— BEGIN MATERIAL FOR THE TASK —

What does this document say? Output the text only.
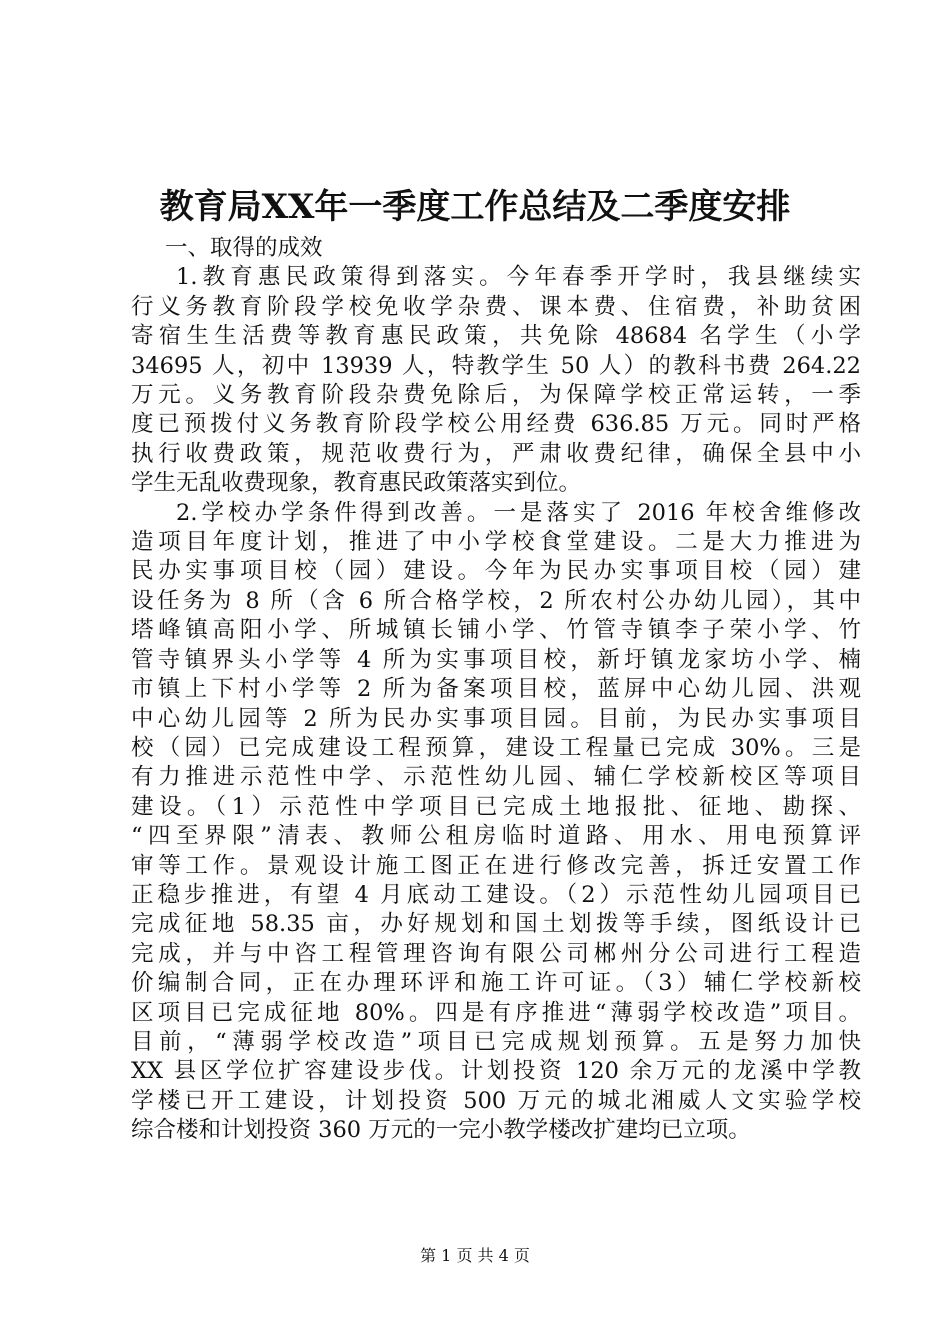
教育局XX年一季度工作总结及二季度安排
一、取得的成效
1.教育惠民政策得到落实。今年春季开学时，我县继续实
行义务教育阶段学校免收学杂费、课本费、住宿费，补助贫困
寄宿生生活费等教育惠民政策，共免除 48684 名学生（小学
34695 人，初中 13939 人，特教学生 50 人）的教科书费 264.22
万元。义务教育阶段杂费免除后，为保障学校正常运转，一季
度已预拨付义务教育阶段学校公用经费 636.85 万元。同时严格
执行收费政策，规范收费行为，严肃收费纪律，确保全县中小
学生无乱收费现象，教育惠民政策落实到位。
2.学校办学条件得到改善。一是落实了 2016 年校舍维修改
造项目年度计划，推进了中小学校食堂建设。二是大力推进为
民办实事项目校（园）建设。今年为民办实事项目校（园）建
设任务为 8 所（含 6 所合格学校，2 所农村公办幼儿园），其中
塔峰镇高阳小学、所城镇长铺小学、竹管寺镇李子荣小学、竹
管寺镇界头小学等 4 所为实事项目校，新圩镇龙家坊小学、楠
市镇上下村小学等 2 所为备案项目校，蓝屏中心幼儿园、洪观
中心幼儿园等 2 所为民办实事项目园。目前，为民办实事项目
校（园）已完成建设工程预算，建设工程量已完成 30%。三是
有力推进示范性中学、示范性幼儿园、辅仁学校新校区等项目
建设。（1）示范性中学项目已完成土地报批、征地、勘探、
“四至界限”清表、教师公租房临时道路、用水、用电预算评
审等工作。景观设计施工图正在进行修改完善，拆迁安置工作
正稳步推进，有望 4 月底动工建设。（2）示范性幼儿园项目已
完成征地 58.35 亩，办好规划和国土划拨等手续，图纸设计已
完成，并与中咨工程管理咨询有限公司郴州分公司进行工程造
价编制合同，正在办理环评和施工许可证。（3）辅仁学校新校
区项目已完成征地 80%。四是有序推进“薄弱学校改造”项目。
目前，“薄弱学校改造”项目已完成规划预算。五是努力加快
XX 县区学位扩容建设步伐。计划投资 120 余万元的龙溪中学教
学楼已开工建设，计划投资 500 万元的城北湘威人文实验学校
综合楼和计划投资 360 万元的一完小教学楼改扩建均已立项。
第 1 页 共 4 页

— END MATERIAL FOR THE TASK —

Without the pictures, print the records in full, exactly as they appear.

:: RESULT OF THIS EXERCISE ::
What does this document say? Output the text only.
教育局XX年一季度工作总结及二季度安排
一、取得的成效
1.教育惠民政策得到落实。今年春季开学时，我县继续实
行义务教育阶段学校免收学杂费、课本费、住宿费，补助贫困
寄宿生生活费等教育惠民政策，共免除 48684 名学生（小学
34695 人，初中 13939 人，特教学生 50 人）的教科书费 264.22
万元。义务教育阶段杂费免除后，为保障学校正常运转，一季
度已预拨付义务教育阶段学校公用经费 636.85 万元。同时严格
执行收费政策，规范收费行为，严肃收费纪律，确保全县中小
学生无乱收费现象，教育惠民政策落实到位。
2.学校办学条件得到改善。一是落实了 2016 年校舍维修改
造项目年度计划，推进了中小学校食堂建设。二是大力推进为
民办实事项目校（园）建设。今年为民办实事项目校（园）建
设任务为 8 所（含 6 所合格学校，2 所农村公办幼儿园），其中
塔峰镇高阳小学、所城镇长铺小学、竹管寺镇李子荣小学、竹
管寺镇界头小学等 4 所为实事项目校，新圩镇龙家坊小学、楠
市镇上下村小学等 2 所为备案项目校，蓝屏中心幼儿园、洪观
中心幼儿园等 2 所为民办实事项目园。目前，为民办实事项目
校（园）已完成建设工程预算，建设工程量已完成 30%。三是
有力推进示范性中学、示范性幼儿园、辅仁学校新校区等项目
建设。（1）示范性中学项目已完成土地报批、征地、勘探、
“四至界限”清表、教师公租房临时道路、用水、用电预算评
审等工作。景观设计施工图正在进行修改完善，拆迁安置工作
正稳步推进，有望 4 月底动工建设。（2）示范性幼儿园项目已
完成征地 58.35 亩，办好规划和国土划拨等手续，图纸设计已
完成，并与中咨工程管理咨询有限公司郴州分公司进行工程造
价编制合同，正在办理环评和施工许可证。（3）辅仁学校新校
区项目已完成征地 80%。四是有序推进“薄弱学校改造”项目。
目前，“薄弱学校改造”项目已完成规划预算。五是努力加快
XX 县区学位扩容建设步伐。计划投资 120 余万元的龙溪中学教
学楼已开工建设，计划投资 500 万元的城北湘威人文实验学校
综合楼和计划投资 360 万元的一完小教学楼改扩建均已立项。
第 1 页 共 4 页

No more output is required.